*Requirements:*
Please give the data again from the start through the line with "page-title: 刈谷市歴史の小径 <box>208", changing "[Company Name]" to "[Organization Name]" and leaving everything else as it is; include nothing after that line.

*Data excerpts:*
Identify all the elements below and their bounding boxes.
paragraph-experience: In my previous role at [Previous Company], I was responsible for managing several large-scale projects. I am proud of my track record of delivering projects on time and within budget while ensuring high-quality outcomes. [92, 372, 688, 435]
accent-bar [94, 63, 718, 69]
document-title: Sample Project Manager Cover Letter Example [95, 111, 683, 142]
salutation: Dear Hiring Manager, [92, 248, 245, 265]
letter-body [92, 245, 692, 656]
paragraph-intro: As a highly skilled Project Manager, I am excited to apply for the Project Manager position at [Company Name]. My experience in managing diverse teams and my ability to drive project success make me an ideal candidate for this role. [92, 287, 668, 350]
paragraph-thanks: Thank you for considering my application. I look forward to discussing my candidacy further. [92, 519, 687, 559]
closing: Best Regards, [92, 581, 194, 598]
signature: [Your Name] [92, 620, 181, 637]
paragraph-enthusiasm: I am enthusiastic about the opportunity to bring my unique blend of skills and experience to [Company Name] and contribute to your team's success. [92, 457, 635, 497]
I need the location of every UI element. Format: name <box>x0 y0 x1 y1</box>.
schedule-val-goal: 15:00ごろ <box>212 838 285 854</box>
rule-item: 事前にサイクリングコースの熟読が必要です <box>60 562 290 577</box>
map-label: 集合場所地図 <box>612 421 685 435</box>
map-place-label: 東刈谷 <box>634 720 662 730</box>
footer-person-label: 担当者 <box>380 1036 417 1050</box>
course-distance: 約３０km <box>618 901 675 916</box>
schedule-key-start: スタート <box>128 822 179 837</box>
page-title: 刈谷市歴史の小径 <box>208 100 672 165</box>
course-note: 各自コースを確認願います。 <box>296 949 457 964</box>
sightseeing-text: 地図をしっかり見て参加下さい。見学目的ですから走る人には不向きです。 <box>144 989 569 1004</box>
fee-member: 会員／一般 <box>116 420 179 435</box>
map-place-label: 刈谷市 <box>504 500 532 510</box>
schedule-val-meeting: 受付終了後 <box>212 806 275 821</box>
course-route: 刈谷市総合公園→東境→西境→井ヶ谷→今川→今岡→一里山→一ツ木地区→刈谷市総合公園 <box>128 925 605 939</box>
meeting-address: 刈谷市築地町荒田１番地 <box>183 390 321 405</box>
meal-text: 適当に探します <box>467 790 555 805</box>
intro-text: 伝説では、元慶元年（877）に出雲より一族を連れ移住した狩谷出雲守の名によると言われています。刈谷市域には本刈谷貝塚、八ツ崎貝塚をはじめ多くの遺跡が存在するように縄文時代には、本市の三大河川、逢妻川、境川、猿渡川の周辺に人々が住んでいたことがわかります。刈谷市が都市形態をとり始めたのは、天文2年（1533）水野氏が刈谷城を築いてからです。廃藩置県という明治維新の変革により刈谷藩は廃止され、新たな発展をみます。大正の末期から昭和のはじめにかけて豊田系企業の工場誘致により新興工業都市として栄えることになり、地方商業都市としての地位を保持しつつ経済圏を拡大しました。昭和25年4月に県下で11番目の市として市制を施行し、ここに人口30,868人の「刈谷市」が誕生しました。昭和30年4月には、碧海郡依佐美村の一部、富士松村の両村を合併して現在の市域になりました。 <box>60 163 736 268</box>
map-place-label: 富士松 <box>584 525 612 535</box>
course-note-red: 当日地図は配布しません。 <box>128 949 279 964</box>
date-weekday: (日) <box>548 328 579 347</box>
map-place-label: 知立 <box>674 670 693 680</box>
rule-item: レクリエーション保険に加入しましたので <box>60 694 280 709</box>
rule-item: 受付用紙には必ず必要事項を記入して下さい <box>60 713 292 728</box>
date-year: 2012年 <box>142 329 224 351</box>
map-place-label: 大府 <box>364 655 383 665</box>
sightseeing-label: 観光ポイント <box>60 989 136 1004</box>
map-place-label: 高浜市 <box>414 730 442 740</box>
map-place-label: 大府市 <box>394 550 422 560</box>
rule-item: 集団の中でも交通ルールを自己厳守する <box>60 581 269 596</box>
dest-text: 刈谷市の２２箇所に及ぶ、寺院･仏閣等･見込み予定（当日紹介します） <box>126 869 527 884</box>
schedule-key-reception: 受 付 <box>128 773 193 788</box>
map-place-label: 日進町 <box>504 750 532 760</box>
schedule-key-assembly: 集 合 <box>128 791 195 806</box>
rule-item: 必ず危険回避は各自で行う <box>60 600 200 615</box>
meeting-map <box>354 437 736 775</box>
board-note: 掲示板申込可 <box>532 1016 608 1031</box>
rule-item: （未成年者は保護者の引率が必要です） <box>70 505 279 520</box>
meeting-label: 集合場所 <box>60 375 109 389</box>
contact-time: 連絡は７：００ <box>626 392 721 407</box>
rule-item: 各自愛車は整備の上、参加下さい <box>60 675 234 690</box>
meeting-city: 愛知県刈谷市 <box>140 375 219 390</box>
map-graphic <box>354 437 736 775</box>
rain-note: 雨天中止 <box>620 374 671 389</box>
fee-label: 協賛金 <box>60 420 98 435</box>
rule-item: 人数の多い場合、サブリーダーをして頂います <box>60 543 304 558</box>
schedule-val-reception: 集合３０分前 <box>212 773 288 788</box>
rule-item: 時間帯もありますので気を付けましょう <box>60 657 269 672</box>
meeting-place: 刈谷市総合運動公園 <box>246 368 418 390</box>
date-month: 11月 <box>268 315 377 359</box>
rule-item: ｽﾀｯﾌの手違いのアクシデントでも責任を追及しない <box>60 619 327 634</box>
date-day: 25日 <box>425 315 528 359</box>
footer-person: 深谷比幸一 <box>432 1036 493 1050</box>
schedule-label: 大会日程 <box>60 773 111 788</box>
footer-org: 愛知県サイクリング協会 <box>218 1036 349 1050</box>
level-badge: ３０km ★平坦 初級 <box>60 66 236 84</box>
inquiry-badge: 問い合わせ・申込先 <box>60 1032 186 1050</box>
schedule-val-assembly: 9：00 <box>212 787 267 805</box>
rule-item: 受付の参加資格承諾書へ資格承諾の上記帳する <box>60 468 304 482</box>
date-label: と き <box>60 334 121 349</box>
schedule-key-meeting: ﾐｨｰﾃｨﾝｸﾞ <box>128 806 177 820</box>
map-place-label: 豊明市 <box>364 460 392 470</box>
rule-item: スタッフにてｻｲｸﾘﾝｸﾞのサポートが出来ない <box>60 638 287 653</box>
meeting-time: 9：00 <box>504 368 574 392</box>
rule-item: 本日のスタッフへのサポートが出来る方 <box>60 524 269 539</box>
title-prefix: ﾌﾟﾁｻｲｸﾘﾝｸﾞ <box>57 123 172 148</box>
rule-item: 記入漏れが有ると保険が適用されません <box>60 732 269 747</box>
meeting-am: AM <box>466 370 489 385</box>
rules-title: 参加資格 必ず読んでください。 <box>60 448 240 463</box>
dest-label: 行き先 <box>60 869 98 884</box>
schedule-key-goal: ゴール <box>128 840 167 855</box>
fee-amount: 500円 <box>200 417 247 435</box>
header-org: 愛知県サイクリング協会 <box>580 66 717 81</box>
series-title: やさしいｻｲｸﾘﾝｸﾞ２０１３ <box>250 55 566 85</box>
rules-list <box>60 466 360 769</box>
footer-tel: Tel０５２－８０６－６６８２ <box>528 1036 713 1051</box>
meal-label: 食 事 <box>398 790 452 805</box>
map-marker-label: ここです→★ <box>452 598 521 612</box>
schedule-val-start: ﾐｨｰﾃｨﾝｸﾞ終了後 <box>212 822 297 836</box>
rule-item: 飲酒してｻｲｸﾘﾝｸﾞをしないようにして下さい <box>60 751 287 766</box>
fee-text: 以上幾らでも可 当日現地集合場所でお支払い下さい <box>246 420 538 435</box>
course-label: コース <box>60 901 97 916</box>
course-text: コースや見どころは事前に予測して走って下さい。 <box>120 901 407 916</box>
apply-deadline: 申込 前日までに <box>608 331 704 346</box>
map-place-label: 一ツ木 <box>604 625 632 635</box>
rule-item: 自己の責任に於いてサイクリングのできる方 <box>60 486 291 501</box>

*Problem solution:*
Identify all the elements below and their bounding boxes.
paragraph-experience: In my previous role at [Previous Company], I was responsible for managing several large-scale projects. I am proud of my track record of delivering projects on time and within budget while ensuring high-quality outcomes. [92, 372, 688, 435]
accent-bar [94, 63, 718, 69]
document-title: Sample Project Manager Cover Letter Example [95, 111, 683, 142]
salutation: Dear Hiring Manager, [92, 248, 245, 265]
letter-body [92, 245, 692, 656]
paragraph-intro: As a highly skilled Project Manager, I am excited to apply for the Project Manager position at [Organization Name]. My experience in managing diverse teams and my ability to drive project success make me an ideal candidate for this role. [92, 287, 668, 350]
paragraph-thanks: Thank you for considering my application. I look forward to discussing my candidacy further. [92, 519, 687, 559]
closing: Best Regards, [92, 581, 194, 598]
signature: [Your Name] [92, 620, 181, 637]
paragraph-enthusiasm: I am enthusiastic about the opportunity to bring my unique blend of skills and experience to [Organization Name] and contribute to your team's success. [92, 457, 635, 497]
I need the location of every UI element. Format: name <box>x0 y0 x1 y1</box>.
schedule-val-goal: 15:00ごろ <box>212 838 285 854</box>
rule-item: 事前にサイクリングコースの熟読が必要です <box>60 562 290 577</box>
map-label: 集合場所地図 <box>612 421 685 435</box>
map-place-label: 東刈谷 <box>634 720 662 730</box>
footer-person-label: 担当者 <box>380 1036 417 1050</box>
course-distance: 約３０km <box>618 901 675 916</box>
schedule-key-start: スタート <box>128 822 179 837</box>
page-title: 刈谷市歴史の小径 <box>208 100 672 165</box>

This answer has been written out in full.